BEGIN

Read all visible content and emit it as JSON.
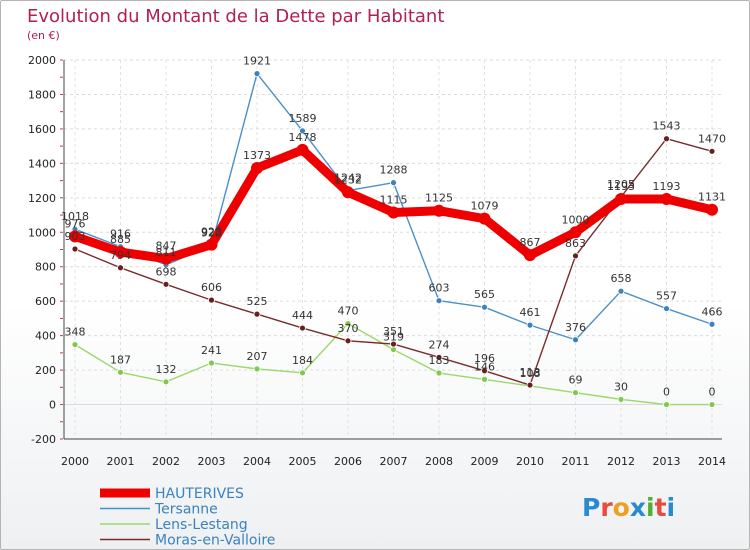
{
  "chart_data": {
    "type": "line",
    "title": "Evolution du Montant de la Dette par Habitant",
    "subtitle": "(en €)",
    "categories": [
      "2000",
      "2001",
      "2002",
      "2003",
      "2004",
      "2005",
      "2006",
      "2007",
      "2008",
      "2009",
      "2010",
      "2011",
      "2012",
      "2013",
      "2014"
    ],
    "ylim": [
      -200,
      2000
    ],
    "yticks": [
      -200,
      0,
      200,
      400,
      600,
      800,
      1000,
      1200,
      1400,
      1600,
      1800,
      2000
    ],
    "ytick_labels": [
      "-200",
      "0",
      "200",
      "400",
      "600",
      "800",
      "1000",
      "1200",
      "1400",
      "1600",
      "1800",
      "2000"
    ],
    "grid": true,
    "legend_position": "bottom-left",
    "series": [
      {
        "name": "Tersanne",
        "color": "#4a90c8",
        "point_color": "#3a82c0",
        "values": [
          1018,
          916,
          811,
          922,
          1921,
          1589,
          1242,
          1288,
          603,
          565,
          461,
          376,
          658,
          557,
          466
        ],
        "labels": [
          "1018",
          "916",
          "811",
          "922",
          "1921",
          "1589",
          "1242",
          "1288",
          "603",
          "565",
          "461",
          "376",
          "658",
          "557",
          "466"
        ]
      },
      {
        "name": "Lens-Lestang",
        "color": "#9ad86a",
        "point_color": "#80c850",
        "values": [
          348,
          187,
          132,
          241,
          207,
          184,
          470,
          319,
          183,
          146,
          108,
          69,
          30,
          0,
          0
        ],
        "labels": [
          "348",
          "187",
          "132",
          "241",
          "207",
          "184",
          "470",
          "319",
          "183",
          "146",
          "108",
          "69",
          "30",
          "0",
          "0"
        ]
      },
      {
        "name": "Moras-en-Valloire",
        "color": "#7a2c2c",
        "point_color": "#6a1e1e",
        "values": [
          903,
          794,
          698,
          606,
          525,
          444,
          370,
          351,
          274,
          196,
          113,
          863,
          1205,
          1543,
          1470
        ],
        "labels": [
          "903",
          "794",
          "698",
          "606",
          "525",
          "444",
          "370",
          "351",
          "274",
          "196",
          "113",
          "863",
          "1205",
          "1543",
          "1470"
        ]
      },
      {
        "name": "HAUTERIVES",
        "color": "#ee0000",
        "point_color": "#ee0000",
        "values": [
          976,
          885,
          847,
          928,
          1373,
          1478,
          1232,
          1115,
          1125,
          1079,
          867,
          1000,
          1193,
          1193,
          1131
        ],
        "labels": [
          "976",
          "885",
          "847",
          "928",
          "1373",
          "1478",
          "1232",
          "1115",
          "1125",
          "1079",
          "867",
          "1000",
          "1193",
          "1193",
          "1131"
        ]
      }
    ],
    "legend": [
      {
        "name": "HAUTERIVES",
        "color": "#ee0000",
        "text_color": "#3a82c0"
      },
      {
        "name": "Tersanne",
        "color": "#4a90c8",
        "text_color": "#3a82c0"
      },
      {
        "name": "Lens-Lestang",
        "color": "#9ad86a",
        "text_color": "#3a82c0"
      },
      {
        "name": "Moras-en-Valloire",
        "color": "#7a2c2c",
        "text_color": "#3a82c0"
      }
    ]
  },
  "logo": {
    "text": "Proxiti",
    "colors": [
      "#2a8ad0",
      "#e84c3c",
      "#f0a020",
      "#2a8ad0",
      "#50b030",
      "#e84c3c",
      "#2a8ad0"
    ]
  }
}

END

[YOUR INSTRUCTIONS] Leave every image out, and retype the material exactly.

[SOLUTION TO THIS TASK]
Read all visible content and emit it as JSON.
{
  "chart_data": {
    "type": "line",
    "title": "Evolution du Montant de la Dette par Habitant",
    "subtitle": "(en €)",
    "categories": [
      "2000",
      "2001",
      "2002",
      "2003",
      "2004",
      "2005",
      "2006",
      "2007",
      "2008",
      "2009",
      "2010",
      "2011",
      "2012",
      "2013",
      "2014"
    ],
    "ylim": [
      -200,
      2000
    ],
    "yticks": [
      -200,
      0,
      200,
      400,
      600,
      800,
      1000,
      1200,
      1400,
      1600,
      1800,
      2000
    ],
    "ytick_labels": [
      "-200",
      "0",
      "200",
      "400",
      "600",
      "800",
      "1000",
      "1200",
      "1400",
      "1600",
      "1800",
      "2000"
    ],
    "grid": true,
    "legend_position": "bottom-left",
    "series": [
      {
        "name": "Tersanne",
        "color": "#4a90c8",
        "point_color": "#3a82c0",
        "values": [
          1018,
          916,
          811,
          922,
          1921,
          1589,
          1242,
          1288,
          603,
          565,
          461,
          376,
          658,
          557,
          466
        ],
        "labels": [
          "1018",
          "916",
          "811",
          "922",
          "1921",
          "1589",
          "1242",
          "1288",
          "603",
          "565",
          "461",
          "376",
          "658",
          "557",
          "466"
        ]
      },
      {
        "name": "Lens-Lestang",
        "color": "#9ad86a",
        "point_color": "#80c850",
        "values": [
          348,
          187,
          132,
          241,
          207,
          184,
          470,
          319,
          183,
          146,
          108,
          69,
          30,
          0,
          0
        ],
        "labels": [
          "348",
          "187",
          "132",
          "241",
          "207",
          "184",
          "470",
          "319",
          "183",
          "146",
          "108",
          "69",
          "30",
          "0",
          "0"
        ]
      },
      {
        "name": "Moras-en-Valloire",
        "color": "#7a2c2c",
        "point_color": "#6a1e1e",
        "values": [
          903,
          794,
          698,
          606,
          525,
          444,
          370,
          351,
          274,
          196,
          113,
          863,
          1205,
          1543,
          1470
        ],
        "labels": [
          "903",
          "794",
          "698",
          "606",
          "525",
          "444",
          "370",
          "351",
          "274",
          "196",
          "113",
          "863",
          "1205",
          "1543",
          "1470"
        ]
      },
      {
        "name": "HAUTERIVES",
        "color": "#ee0000",
        "point_color": "#ee0000",
        "values": [
          976,
          885,
          847,
          928,
          1373,
          1478,
          1232,
          1115,
          1125,
          1079,
          867,
          1000,
          1193,
          1193,
          1131
        ],
        "labels": [
          "976",
          "885",
          "847",
          "928",
          "1373",
          "1478",
          "1232",
          "1115",
          "1125",
          "1079",
          "867",
          "1000",
          "1193",
          "1193",
          "1131"
        ]
      }
    ],
    "legend": [
      {
        "name": "HAUTERIVES",
        "color": "#ee0000",
        "text_color": "#3a82c0"
      },
      {
        "name": "Tersanne",
        "color": "#4a90c8",
        "text_color": "#3a82c0"
      },
      {
        "name": "Lens-Lestang",
        "color": "#9ad86a",
        "text_color": "#3a82c0"
      },
      {
        "name": "Moras-en-Valloire",
        "color": "#7a2c2c",
        "text_color": "#3a82c0"
      }
    ]
  },
  "logo": {
    "text": "Proxiti",
    "colors": [
      "#2a8ad0",
      "#e84c3c",
      "#f0a020",
      "#2a8ad0",
      "#50b030",
      "#e84c3c",
      "#2a8ad0"
    ]
  }
}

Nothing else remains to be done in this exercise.